──────── EXTRACTED MATERIAL

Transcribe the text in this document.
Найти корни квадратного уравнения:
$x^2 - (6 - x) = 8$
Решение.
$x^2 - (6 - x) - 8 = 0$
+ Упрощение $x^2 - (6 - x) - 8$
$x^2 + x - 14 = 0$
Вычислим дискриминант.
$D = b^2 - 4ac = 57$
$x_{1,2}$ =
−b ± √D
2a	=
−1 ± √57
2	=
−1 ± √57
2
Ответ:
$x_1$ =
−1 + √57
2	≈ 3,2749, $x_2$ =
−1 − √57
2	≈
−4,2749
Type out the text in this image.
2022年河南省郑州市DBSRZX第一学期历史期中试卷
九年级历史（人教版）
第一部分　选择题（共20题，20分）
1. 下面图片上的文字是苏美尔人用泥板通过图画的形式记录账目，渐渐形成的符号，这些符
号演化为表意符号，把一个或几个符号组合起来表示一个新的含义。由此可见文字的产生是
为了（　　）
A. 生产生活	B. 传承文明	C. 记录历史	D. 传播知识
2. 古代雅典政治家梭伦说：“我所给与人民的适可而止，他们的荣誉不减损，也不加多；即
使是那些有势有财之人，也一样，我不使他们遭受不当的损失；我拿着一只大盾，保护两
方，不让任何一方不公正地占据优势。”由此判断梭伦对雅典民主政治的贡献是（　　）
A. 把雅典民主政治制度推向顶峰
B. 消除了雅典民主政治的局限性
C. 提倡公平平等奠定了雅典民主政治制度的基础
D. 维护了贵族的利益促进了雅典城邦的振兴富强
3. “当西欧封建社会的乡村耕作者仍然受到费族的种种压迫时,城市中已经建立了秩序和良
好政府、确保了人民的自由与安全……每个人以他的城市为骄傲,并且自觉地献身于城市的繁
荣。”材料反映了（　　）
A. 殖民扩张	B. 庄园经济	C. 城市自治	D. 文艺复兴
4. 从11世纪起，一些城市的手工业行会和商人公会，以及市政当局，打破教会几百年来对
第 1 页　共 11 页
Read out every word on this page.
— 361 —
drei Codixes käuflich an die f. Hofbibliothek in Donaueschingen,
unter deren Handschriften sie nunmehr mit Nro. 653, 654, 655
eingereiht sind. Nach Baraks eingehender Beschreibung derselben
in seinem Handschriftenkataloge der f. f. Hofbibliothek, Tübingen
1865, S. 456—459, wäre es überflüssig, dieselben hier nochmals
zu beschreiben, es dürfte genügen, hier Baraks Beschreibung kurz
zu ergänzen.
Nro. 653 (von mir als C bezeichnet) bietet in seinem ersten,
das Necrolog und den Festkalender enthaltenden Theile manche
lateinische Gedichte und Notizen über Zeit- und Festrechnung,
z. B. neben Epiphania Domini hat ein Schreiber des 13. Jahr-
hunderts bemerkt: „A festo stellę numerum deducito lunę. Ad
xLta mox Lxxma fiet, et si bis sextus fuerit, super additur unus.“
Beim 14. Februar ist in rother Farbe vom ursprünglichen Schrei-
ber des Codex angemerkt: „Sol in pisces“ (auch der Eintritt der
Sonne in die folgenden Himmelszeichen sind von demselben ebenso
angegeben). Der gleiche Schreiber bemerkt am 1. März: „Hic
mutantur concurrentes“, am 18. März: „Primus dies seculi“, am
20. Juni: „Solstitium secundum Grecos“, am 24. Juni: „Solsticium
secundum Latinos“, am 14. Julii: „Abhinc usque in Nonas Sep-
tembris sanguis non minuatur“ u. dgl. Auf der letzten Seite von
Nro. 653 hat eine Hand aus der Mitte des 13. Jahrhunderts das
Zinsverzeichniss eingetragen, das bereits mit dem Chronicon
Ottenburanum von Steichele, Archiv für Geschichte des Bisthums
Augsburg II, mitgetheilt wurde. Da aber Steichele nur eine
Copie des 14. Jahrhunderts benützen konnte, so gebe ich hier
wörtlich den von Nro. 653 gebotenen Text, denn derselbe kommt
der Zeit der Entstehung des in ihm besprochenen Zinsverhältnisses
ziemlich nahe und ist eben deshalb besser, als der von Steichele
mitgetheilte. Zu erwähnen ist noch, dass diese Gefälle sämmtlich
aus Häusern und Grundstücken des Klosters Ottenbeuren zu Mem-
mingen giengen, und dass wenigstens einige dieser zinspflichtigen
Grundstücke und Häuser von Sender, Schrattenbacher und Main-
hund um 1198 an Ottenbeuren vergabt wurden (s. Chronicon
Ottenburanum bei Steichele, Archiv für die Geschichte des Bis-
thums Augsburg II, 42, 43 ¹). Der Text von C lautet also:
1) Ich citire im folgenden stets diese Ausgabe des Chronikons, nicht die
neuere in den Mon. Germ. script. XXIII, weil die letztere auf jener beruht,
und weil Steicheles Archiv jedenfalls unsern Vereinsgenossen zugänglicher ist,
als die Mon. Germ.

────────────────

AIM OF THE EXERCISE. Count how many lines contain "Jahrhunderts" and give only that count.

EXPECTED ANSWER. 2